--- Start Material to process ---
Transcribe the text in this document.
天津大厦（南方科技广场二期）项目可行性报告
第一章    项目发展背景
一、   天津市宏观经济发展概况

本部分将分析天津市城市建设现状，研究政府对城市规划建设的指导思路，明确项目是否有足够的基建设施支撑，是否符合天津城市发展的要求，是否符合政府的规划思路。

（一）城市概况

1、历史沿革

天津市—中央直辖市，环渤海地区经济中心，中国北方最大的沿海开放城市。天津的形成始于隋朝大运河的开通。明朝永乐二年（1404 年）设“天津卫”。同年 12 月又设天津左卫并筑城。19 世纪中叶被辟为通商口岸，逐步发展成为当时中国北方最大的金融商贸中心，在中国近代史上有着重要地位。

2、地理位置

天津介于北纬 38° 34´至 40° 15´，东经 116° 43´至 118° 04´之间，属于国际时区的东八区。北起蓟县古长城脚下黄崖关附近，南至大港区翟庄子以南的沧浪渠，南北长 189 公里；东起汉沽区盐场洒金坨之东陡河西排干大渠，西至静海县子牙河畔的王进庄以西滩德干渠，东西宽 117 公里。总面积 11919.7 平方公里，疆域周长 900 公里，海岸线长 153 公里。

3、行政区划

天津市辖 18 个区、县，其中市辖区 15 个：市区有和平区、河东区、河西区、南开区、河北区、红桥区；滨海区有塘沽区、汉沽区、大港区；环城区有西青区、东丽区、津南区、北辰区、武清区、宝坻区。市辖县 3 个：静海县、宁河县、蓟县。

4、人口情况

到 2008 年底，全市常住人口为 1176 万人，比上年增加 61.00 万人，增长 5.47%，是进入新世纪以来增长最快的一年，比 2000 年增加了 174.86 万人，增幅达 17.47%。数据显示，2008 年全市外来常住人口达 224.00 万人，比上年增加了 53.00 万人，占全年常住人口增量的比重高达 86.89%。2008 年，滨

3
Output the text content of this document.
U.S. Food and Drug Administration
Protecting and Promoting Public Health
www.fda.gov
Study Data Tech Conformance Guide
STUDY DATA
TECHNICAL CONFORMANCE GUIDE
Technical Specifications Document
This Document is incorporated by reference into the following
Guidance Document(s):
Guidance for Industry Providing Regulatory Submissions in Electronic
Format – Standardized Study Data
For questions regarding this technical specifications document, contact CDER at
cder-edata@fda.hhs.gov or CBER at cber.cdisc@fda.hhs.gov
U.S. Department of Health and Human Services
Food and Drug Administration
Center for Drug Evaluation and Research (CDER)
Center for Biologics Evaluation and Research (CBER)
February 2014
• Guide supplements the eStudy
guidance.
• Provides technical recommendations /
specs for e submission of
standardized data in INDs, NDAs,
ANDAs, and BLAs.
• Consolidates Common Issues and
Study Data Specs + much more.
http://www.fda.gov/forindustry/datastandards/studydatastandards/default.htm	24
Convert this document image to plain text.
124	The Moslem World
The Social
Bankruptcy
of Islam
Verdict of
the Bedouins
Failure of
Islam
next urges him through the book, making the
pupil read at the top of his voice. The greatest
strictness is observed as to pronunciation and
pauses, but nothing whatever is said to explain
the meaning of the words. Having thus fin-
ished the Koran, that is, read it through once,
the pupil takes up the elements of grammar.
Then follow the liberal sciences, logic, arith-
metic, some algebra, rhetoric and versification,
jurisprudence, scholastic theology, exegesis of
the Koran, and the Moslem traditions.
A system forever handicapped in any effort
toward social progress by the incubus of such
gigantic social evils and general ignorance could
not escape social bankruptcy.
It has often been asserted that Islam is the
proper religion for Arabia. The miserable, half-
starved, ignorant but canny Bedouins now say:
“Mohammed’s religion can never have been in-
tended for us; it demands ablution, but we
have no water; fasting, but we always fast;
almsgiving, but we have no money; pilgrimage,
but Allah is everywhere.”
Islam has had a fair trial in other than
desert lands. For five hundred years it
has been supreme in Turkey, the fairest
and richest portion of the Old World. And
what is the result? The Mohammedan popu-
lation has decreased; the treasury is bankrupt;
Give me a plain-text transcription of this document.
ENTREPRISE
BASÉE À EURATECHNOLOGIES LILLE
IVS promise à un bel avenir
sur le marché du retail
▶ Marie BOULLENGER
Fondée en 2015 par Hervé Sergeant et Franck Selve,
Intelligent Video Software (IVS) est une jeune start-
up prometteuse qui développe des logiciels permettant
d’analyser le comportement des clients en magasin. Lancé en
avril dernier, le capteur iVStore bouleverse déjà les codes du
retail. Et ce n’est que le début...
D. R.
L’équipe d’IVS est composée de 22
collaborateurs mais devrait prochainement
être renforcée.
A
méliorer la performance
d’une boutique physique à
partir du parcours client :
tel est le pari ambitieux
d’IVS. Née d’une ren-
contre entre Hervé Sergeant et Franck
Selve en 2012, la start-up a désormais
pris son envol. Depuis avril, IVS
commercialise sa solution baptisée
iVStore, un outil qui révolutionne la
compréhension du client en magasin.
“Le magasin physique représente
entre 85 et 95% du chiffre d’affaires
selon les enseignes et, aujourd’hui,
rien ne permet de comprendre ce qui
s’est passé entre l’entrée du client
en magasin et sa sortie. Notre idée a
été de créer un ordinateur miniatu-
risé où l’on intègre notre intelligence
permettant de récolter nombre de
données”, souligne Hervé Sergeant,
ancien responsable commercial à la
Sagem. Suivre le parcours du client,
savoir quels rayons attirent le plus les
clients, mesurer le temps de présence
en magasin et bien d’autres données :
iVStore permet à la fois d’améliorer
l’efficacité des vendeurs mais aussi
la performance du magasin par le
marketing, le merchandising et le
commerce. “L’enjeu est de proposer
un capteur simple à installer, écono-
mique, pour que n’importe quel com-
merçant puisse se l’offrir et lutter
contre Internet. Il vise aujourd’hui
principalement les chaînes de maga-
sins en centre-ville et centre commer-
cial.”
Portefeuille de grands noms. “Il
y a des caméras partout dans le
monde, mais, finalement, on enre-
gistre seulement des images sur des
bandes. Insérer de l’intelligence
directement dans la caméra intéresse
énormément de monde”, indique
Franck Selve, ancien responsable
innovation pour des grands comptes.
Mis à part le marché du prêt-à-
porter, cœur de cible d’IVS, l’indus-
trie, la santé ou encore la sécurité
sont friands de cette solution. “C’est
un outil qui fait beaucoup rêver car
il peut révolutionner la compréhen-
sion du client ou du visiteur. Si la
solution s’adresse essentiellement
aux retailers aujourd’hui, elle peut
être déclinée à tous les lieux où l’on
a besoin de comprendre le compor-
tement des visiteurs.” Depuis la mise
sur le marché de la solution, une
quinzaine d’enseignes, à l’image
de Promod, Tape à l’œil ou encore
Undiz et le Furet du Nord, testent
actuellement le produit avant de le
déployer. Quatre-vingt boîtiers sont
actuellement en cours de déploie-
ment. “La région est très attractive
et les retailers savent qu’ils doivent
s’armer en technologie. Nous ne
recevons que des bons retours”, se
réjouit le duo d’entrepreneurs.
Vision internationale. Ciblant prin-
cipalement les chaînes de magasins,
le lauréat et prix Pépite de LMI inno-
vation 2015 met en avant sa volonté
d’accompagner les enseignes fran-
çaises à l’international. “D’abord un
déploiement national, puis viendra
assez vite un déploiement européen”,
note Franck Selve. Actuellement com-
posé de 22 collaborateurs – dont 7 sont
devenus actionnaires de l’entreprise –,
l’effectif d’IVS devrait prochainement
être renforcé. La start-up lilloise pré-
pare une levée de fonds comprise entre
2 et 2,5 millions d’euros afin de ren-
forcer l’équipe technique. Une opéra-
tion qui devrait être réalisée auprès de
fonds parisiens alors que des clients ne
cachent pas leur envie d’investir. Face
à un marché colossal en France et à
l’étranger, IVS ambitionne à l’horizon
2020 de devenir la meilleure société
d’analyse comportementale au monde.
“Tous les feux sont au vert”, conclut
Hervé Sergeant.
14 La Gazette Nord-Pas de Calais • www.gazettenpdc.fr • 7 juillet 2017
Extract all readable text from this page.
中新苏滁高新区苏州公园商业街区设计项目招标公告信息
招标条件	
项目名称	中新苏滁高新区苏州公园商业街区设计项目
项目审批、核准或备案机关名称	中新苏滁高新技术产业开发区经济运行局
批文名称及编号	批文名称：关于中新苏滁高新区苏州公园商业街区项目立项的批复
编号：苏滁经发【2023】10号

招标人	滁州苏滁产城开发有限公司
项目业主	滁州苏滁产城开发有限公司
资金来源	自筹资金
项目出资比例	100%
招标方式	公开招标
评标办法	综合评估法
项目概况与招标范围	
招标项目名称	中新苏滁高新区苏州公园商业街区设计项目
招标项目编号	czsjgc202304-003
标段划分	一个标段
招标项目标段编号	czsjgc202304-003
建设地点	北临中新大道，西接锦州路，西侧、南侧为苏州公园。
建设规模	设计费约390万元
--- End Material to process ---
*Your task:* From the records above, pull out each line that has "aujourd".

*Result:*
selon les enseignes et, aujourd’hui,
contre Internet. Il vise aujourd’hui
aux retailers aujourd’hui, elle peut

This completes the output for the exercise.